• [Given task] Repeat the records in full and exactly, omitting pictures.

• [Provided entries]
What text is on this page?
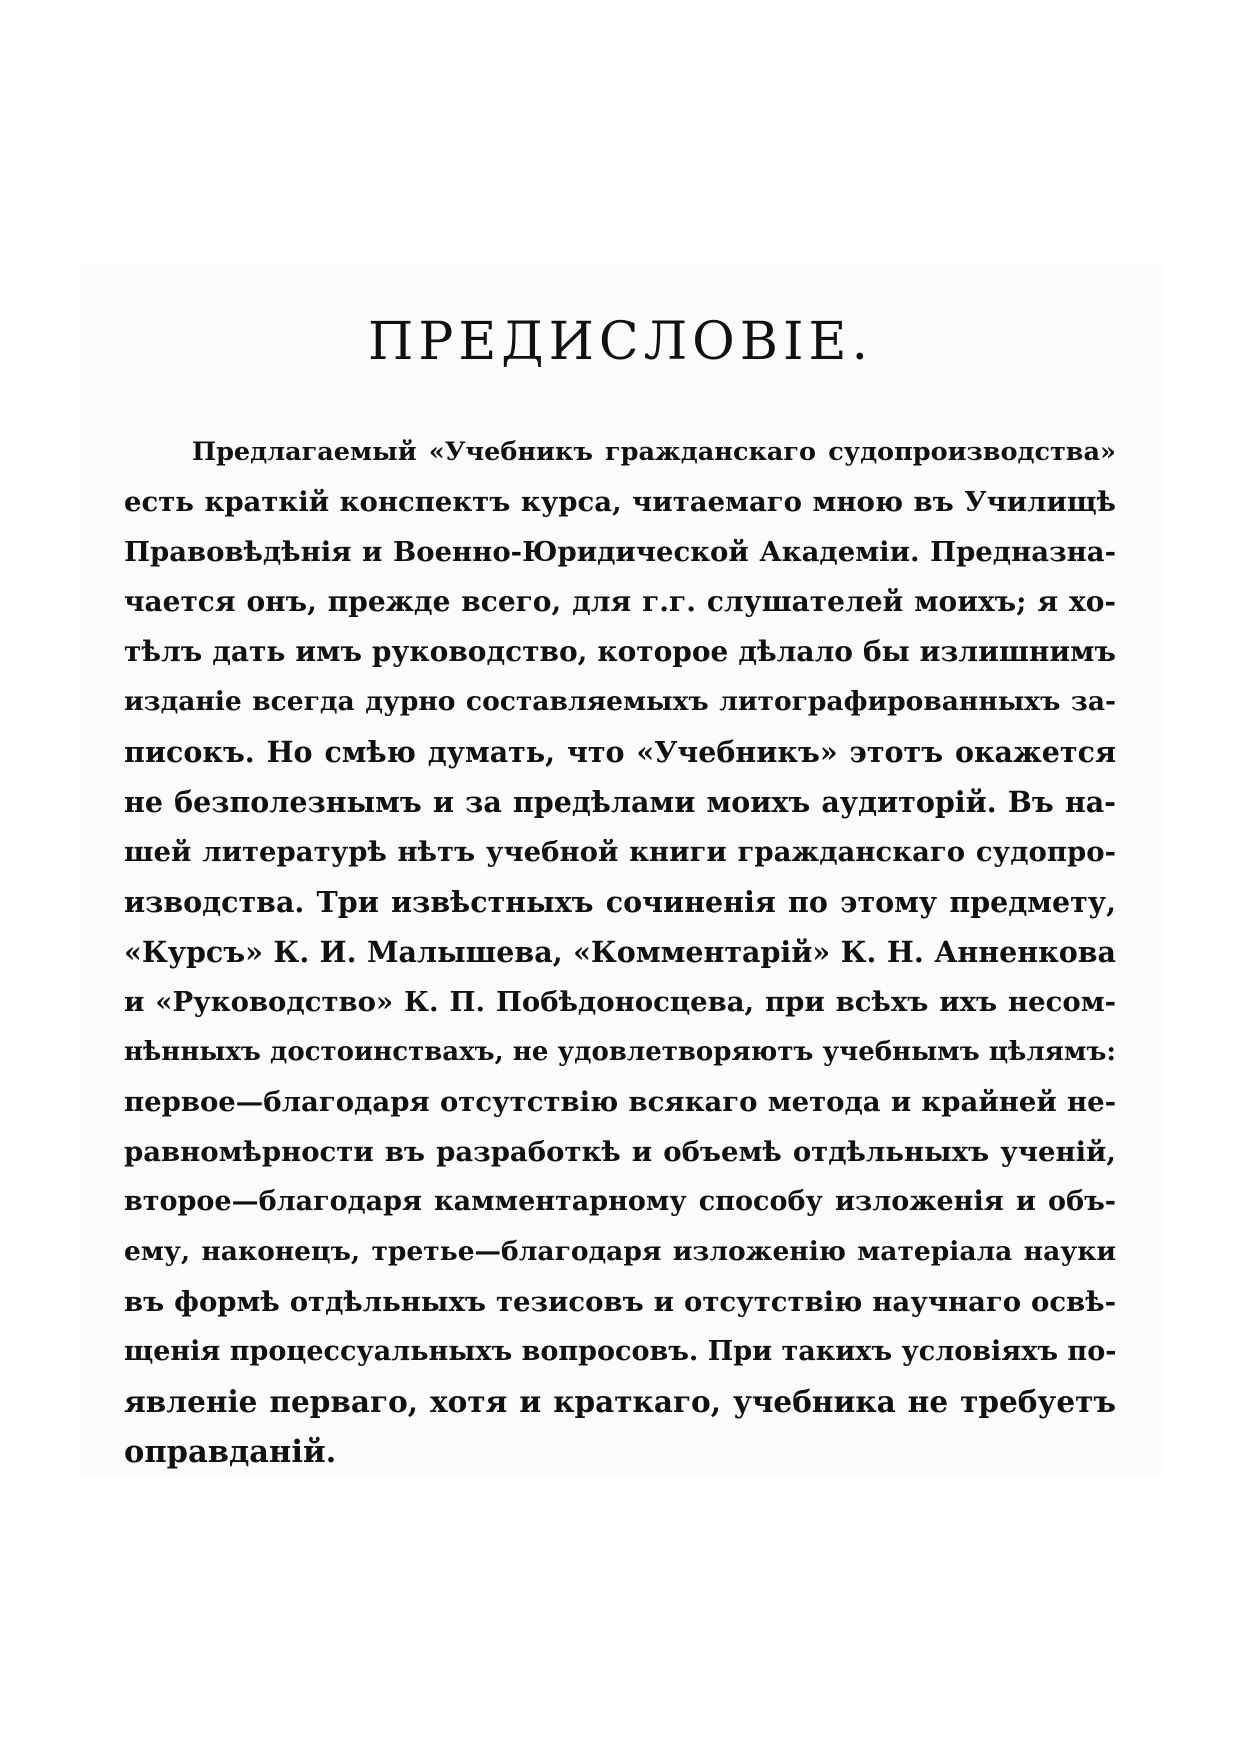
ПРЕДИСЛОВІЕ.
Предлагаемый «Учебникъ гражданскаго судопроизводства»
есть краткій конспектъ курса, читаемаго мною въ Училищѣ
Правовѣдѣнія и Военно-Юридической Академіи. Предназна-
чается онъ, прежде всего, для г.г. слушателей моихъ; я хо-
тѣлъ дать имъ руководство, которое дѣлало бы излишнимъ
изданіе всегда дурно составляемыхъ литографированныхъ за-
писокъ. Но смѣю думать, что «Учебникъ» этотъ окажется
не безполезнымъ и за предѣлами моихъ аудиторій. Въ на-
шей литературѣ нѣтъ учебной книги гражданскаго судопро-
изводства. Три извѣстныхъ сочиненія по этому предмету,
«Курсъ» К. И. Малышева, «Комментарій» К. Н. Анненкова
и «Руководство» К. П. Побѣдоносцева, при всѣхъ ихъ несом-
нѣнныхъ достоинствахъ, не удовлетворяютъ учебнымъ цѣлямъ:
первое—благодаря отсутствію всякаго метода и крайней не-
равномѣрности въ разработкѣ и объемѣ отдѣльныхъ ученій,
второе—благодаря камментарному способу изложенія и объ-
ему, наконецъ, третье—благодаря изложенію матеріала науки
въ формѣ отдѣльныхъ тезисовъ и отсутствію научнаго освѣ-
щенія процессуальныхъ вопросовъ. При такихъ условіяхъ по-
явленіе перваго, хотя и краткаго, учебника не требуетъ
оправданій.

• [Output of the exercise]
What text is on this page?
ПРЕДИСЛОВІЕ.
Предлагаемый «Учебникъ гражданскаго судопроизводства»
есть краткій конспектъ курса, читаемаго мною въ Училищѣ
Правовѣдѣнія и Военно-Юридической Академіи. Предназна-
чается онъ, прежде всего, для г.г. слушателей моихъ; я хо-
тѣлъ дать имъ руководство, которое дѣлало бы излишнимъ
изданіе всегда дурно составляемыхъ литографированныхъ за-
писокъ. Но смѣю думать, что «Учебникъ» этотъ окажется
не безполезнымъ и за предѣлами моихъ аудиторій. Въ на-
шей литературѣ нѣтъ учебной книги гражданскаго судопро-
изводства. Три извѣстныхъ сочиненія по этому предмету,
«Курсъ» К. И. Малышева, «Комментарій» К. Н. Анненкова
и «Руководство» К. П. Побѣдоносцева, при всѣхъ ихъ несом-
нѣнныхъ достоинствахъ, не удовлетворяютъ учебнымъ цѣлямъ:
первое—благодаря отсутствію всякаго метода и крайней не-
равномѣрности въ разработкѣ и объемѣ отдѣльныхъ ученій,
второе—благодаря камментарному способу изложенія и объ-
ему, наконецъ, третье—благодаря изложенію матеріала науки
въ формѣ отдѣльныхъ тезисовъ и отсутствію научнаго освѣ-
щенія процессуальныхъ вопросовъ. При такихъ условіяхъ по-
явленіе перваго, хотя и краткаго, учебника не требуетъ
оправданій.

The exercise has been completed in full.